[Task inputs]:
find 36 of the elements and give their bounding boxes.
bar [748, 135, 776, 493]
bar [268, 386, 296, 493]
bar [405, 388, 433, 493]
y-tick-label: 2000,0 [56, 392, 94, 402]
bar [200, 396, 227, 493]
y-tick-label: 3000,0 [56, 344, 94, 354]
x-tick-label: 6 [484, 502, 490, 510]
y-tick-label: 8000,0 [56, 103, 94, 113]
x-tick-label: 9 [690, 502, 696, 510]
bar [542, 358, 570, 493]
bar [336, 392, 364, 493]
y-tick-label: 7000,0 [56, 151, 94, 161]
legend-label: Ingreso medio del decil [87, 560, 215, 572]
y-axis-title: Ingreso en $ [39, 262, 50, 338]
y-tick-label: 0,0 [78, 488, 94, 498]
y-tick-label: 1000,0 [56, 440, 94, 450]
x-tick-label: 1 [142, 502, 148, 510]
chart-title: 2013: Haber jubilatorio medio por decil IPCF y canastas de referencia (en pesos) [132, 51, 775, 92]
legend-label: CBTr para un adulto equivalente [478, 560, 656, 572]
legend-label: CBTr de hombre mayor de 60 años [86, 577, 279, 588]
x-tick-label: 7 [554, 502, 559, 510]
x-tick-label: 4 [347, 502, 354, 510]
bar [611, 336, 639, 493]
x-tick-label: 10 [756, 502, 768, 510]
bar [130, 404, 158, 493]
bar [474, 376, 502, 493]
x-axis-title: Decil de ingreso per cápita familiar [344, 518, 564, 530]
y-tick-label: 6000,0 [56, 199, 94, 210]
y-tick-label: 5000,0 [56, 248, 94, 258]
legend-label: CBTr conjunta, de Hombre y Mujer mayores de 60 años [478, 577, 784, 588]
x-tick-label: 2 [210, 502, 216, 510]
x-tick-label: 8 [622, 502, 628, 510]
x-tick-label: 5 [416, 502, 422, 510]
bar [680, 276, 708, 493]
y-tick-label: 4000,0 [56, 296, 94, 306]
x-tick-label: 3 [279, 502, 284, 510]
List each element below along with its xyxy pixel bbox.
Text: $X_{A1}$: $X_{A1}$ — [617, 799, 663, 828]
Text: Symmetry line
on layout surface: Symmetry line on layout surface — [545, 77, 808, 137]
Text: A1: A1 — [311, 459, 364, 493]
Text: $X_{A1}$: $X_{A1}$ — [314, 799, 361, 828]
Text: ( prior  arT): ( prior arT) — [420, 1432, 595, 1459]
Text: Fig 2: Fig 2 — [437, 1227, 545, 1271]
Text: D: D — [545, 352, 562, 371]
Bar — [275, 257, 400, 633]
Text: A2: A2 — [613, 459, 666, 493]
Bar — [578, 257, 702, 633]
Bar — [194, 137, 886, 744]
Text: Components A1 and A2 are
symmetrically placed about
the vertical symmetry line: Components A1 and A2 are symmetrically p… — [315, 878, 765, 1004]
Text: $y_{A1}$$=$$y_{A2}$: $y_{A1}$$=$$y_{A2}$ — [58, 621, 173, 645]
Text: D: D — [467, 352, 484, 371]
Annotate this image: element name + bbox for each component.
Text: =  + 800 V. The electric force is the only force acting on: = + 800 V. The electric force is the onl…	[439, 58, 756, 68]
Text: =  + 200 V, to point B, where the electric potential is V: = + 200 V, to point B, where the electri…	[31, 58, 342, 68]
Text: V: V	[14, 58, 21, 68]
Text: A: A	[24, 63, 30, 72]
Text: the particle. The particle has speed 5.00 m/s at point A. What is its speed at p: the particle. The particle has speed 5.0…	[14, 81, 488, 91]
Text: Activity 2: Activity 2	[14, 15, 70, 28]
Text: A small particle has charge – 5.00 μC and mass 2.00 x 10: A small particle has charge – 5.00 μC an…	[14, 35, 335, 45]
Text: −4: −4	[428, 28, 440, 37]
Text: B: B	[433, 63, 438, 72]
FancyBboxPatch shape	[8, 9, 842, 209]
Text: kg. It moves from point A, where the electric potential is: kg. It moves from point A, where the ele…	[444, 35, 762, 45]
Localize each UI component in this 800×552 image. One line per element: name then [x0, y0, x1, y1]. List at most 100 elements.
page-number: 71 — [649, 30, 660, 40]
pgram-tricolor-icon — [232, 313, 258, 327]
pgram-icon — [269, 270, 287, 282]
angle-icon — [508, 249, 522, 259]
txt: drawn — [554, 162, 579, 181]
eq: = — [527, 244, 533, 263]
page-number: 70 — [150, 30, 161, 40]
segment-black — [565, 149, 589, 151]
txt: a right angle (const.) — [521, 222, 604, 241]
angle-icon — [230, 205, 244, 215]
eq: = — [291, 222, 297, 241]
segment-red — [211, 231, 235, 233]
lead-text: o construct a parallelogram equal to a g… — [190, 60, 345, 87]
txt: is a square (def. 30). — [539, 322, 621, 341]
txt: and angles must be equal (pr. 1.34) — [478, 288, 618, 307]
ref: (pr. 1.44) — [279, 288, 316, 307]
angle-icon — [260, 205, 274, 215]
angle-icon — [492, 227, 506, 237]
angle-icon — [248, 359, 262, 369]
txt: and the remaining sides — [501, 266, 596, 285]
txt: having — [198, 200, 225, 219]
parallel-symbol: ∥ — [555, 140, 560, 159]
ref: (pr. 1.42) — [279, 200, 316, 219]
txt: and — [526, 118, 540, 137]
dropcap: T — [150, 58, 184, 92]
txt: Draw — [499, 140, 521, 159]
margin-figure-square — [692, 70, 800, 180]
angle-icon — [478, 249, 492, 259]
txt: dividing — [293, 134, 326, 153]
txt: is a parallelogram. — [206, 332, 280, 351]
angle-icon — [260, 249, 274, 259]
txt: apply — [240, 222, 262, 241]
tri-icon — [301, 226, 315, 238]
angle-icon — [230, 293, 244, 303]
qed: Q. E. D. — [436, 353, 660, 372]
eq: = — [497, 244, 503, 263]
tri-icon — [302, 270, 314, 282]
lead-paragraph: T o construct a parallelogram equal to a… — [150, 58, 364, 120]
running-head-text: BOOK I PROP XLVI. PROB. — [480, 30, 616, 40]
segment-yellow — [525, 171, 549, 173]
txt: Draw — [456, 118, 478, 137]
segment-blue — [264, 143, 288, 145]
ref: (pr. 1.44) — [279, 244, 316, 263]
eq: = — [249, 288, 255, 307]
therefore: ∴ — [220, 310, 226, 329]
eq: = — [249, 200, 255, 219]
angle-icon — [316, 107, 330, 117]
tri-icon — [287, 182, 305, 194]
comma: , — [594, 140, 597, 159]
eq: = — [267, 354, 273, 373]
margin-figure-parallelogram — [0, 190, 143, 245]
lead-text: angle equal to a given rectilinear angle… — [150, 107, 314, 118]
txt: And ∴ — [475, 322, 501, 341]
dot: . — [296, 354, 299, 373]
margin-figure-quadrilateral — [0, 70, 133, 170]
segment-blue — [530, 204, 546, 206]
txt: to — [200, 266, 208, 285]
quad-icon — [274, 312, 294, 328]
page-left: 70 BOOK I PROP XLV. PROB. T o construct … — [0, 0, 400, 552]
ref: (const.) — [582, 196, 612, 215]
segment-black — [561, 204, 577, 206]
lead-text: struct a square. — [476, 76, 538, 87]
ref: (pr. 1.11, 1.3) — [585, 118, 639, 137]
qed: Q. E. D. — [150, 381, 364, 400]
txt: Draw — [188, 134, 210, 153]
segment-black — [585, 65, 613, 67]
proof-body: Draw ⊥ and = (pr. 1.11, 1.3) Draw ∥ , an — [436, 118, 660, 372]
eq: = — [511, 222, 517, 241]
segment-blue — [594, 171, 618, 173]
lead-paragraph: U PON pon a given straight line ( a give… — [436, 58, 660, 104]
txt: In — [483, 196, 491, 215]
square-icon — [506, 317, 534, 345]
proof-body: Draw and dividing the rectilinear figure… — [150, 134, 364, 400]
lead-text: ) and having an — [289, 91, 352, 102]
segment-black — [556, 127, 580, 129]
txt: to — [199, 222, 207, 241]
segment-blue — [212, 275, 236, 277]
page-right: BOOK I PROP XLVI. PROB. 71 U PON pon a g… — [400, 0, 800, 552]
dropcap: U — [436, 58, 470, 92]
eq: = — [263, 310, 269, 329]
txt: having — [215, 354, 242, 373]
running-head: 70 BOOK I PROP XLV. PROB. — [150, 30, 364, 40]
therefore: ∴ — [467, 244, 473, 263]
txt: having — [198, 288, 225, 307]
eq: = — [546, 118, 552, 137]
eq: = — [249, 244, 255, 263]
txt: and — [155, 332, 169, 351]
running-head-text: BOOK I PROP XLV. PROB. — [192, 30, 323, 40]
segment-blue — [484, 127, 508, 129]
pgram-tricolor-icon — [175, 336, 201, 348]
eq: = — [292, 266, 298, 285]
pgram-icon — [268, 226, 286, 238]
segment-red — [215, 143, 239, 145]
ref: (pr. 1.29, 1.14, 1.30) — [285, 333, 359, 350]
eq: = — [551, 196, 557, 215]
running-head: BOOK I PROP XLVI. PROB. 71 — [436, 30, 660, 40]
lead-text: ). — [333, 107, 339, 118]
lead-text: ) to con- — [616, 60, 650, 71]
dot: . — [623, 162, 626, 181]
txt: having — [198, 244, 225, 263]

[Aim of the exercise]:
Pick out every line in the records above that contains the string "blue".

[Solution to the exercise]:
segment-blue — [264, 143, 288, 145]
segment-blue — [530, 204, 546, 206]
segment-blue — [594, 171, 618, 173]
segment-blue — [212, 275, 236, 277]
segment-blue — [484, 127, 508, 129]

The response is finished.